◆ **Problem**: Reproduce all of the material word for word.

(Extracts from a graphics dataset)
Start
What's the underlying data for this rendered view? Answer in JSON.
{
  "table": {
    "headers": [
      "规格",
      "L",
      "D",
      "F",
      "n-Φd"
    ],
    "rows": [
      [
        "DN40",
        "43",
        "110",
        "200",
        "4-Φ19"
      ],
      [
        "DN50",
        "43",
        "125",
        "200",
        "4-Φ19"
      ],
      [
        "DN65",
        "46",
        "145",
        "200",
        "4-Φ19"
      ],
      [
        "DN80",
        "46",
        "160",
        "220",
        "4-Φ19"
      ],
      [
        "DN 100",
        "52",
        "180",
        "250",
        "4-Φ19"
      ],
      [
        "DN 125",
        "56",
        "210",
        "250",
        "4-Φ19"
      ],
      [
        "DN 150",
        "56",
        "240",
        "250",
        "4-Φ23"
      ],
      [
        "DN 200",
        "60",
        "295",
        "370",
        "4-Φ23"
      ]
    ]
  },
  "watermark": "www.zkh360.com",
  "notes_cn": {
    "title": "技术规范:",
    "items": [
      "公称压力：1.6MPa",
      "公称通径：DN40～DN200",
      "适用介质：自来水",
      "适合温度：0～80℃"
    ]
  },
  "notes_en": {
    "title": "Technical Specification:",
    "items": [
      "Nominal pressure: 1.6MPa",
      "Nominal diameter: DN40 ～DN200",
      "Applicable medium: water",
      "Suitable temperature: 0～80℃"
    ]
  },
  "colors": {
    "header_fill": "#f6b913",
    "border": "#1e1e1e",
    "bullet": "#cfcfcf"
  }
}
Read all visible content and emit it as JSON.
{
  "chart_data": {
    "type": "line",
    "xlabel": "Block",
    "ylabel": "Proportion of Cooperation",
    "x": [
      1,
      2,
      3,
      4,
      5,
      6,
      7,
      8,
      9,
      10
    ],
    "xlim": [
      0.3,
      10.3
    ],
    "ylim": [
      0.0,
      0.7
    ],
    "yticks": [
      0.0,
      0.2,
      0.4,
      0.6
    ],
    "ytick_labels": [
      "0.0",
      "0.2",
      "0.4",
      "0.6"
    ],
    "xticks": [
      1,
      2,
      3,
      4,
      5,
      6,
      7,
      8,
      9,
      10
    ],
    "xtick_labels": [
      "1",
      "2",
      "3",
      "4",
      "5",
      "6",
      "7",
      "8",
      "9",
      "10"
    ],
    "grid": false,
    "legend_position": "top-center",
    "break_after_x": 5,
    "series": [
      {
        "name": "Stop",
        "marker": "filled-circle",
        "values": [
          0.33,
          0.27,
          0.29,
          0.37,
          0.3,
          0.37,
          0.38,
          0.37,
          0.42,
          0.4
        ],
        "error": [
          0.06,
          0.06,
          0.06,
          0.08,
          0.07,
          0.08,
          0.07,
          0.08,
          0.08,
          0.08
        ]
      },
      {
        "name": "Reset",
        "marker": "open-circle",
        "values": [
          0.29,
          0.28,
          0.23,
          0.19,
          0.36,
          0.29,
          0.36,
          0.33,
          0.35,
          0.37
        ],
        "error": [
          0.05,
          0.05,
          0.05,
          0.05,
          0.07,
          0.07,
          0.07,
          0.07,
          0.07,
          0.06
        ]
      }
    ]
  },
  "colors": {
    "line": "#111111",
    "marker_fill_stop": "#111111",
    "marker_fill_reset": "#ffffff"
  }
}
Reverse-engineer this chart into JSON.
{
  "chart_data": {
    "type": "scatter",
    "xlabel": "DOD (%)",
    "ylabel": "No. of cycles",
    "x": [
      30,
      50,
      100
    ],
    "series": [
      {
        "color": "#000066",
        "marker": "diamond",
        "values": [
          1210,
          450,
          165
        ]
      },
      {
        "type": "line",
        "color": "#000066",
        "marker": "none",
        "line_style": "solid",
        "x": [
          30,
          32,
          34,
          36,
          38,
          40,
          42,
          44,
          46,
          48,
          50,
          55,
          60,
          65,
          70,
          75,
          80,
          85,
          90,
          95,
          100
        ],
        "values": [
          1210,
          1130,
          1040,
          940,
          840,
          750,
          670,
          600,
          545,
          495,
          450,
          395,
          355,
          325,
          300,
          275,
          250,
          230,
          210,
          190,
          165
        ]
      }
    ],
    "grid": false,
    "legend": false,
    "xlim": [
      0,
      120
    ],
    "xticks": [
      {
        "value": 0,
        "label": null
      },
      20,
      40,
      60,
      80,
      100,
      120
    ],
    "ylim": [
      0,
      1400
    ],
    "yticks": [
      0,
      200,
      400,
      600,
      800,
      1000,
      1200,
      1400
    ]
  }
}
End
◆ **Output for this task**:
What's the underlying data for this rendered view? Answer in JSON.
{
  "table": {
    "headers": [
      "规格",
      "L",
      "D",
      "F",
      "n-Φd"
    ],
    "rows": [
      [
        "DN40",
        "43",
        "110",
        "200",
        "4-Φ19"
      ],
      [
        "DN50",
        "43",
        "125",
        "200",
        "4-Φ19"
      ],
      [
        "DN65",
        "46",
        "145",
        "200",
        "4-Φ19"
      ],
      [
        "DN80",
        "46",
        "160",
        "220",
        "4-Φ19"
      ],
      [
        "DN 100",
        "52",
        "180",
        "250",
        "4-Φ19"
      ],
      [
        "DN 125",
        "56",
        "210",
        "250",
        "4-Φ19"
      ],
      [
        "DN 150",
        "56",
        "240",
        "250",
        "4-Φ23"
      ],
      [
        "DN 200",
        "60",
        "295",
        "370",
        "4-Φ23"
      ]
    ]
  },
  "watermark": "www.zkh360.com",
  "notes_cn": {
    "title": "技术规范:",
    "items": [
      "公称压力：1.6MPa",
      "公称通径：DN40～DN200",
      "适用介质：自来水",
      "适合温度：0～80℃"
    ]
  },
  "notes_en": {
    "title": "Technical Specification:",
    "items": [
      "Nominal pressure: 1.6MPa",
      "Nominal diameter: DN40 ～DN200",
      "Applicable medium: water",
      "Suitable temperature: 0～80℃"
    ]
  },
  "colors": {
    "header_fill": "#f6b913",
    "border": "#1e1e1e",
    "bullet": "#cfcfcf"
  }
}
Read all visible content and emit it as JSON.
{
  "chart_data": {
    "type": "line",
    "xlabel": "Block",
    "ylabel": "Proportion of Cooperation",
    "x": [
      1,
      2,
      3,
      4,
      5,
      6,
      7,
      8,
      9,
      10
    ],
    "xlim": [
      0.3,
      10.3
    ],
    "ylim": [
      0.0,
      0.7
    ],
    "yticks": [
      0.0,
      0.2,
      0.4,
      0.6
    ],
    "ytick_labels": [
      "0.0",
      "0.2",
      "0.4",
      "0.6"
    ],
    "xticks": [
      1,
      2,
      3,
      4,
      5,
      6,
      7,
      8,
      9,
      10
    ],
    "xtick_labels": [
      "1",
      "2",
      "3",
      "4",
      "5",
      "6",
      "7",
      "8",
      "9",
      "10"
    ],
    "grid": false,
    "legend_position": "top-center",
    "break_after_x": 5,
    "series": [
      {
        "name": "Stop",
        "marker": "filled-circle",
        "values": [
          0.33,
          0.27,
          0.29,
          0.37,
          0.3,
          0.37,
          0.38,
          0.37,
          0.42,
          0.4
        ],
        "error": [
          0.06,
          0.06,
          0.06,
          0.08,
          0.07,
          0.08,
          0.07,
          0.08,
          0.08,
          0.08
        ]
      },
      {
        "name": "Reset",
        "marker": "open-circle",
        "values": [
          0.29,
          0.28,
          0.23,
          0.19,
          0.36,
          0.29,
          0.36,
          0.33,
          0.35,
          0.37
        ],
        "error": [
          0.05,
          0.05,
          0.05,
          0.05,
          0.07,
          0.07,
          0.07,
          0.07,
          0.07,
          0.06
        ]
      }
    ]
  },
  "colors": {
    "line": "#111111",
    "marker_fill_stop": "#111111",
    "marker_fill_reset": "#ffffff"
  }
}
Reverse-engineer this chart into JSON.
{
  "chart_data": {
    "type": "scatter",
    "xlabel": "DOD (%)",
    "ylabel": "No. of cycles",
    "x": [
      30,
      50,
      100
    ],
    "series": [
      {
        "color": "#000066",
        "marker": "diamond",
        "values": [
          1210,
          450,
          165
        ]
      },
      {
        "type": "line",
        "color": "#000066",
        "marker": "none",
        "line_style": "solid",
        "x": [
          30,
          32,
          34,
          36,
          38,
          40,
          42,
          44,
          46,
          48,
          50,
          55,
          60,
          65,
          70,
          75,
          80,
          85,
          90,
          95,
          100
        ],
        "values": [
          1210,
          1130,
          1040,
          940,
          840,
          750,
          670,
          600,
          545,
          495,
          450,
          395,
          355,
          325,
          300,
          275,
          250,
          230,
          210,
          190,
          165
        ]
      }
    ],
    "grid": false,
    "legend": false,
    "xlim": [
      0,
      120
    ],
    "xticks": [
      {
        "value": 0,
        "label": null
      },
      20,
      40,
      60,
      80,
      100,
      120
    ],
    "ylim": [
      0,
      1400
    ],
    "yticks": [
      0,
      200,
      400,
      600,
      800,
      1000,
      1200,
      1400
    ]
  }
}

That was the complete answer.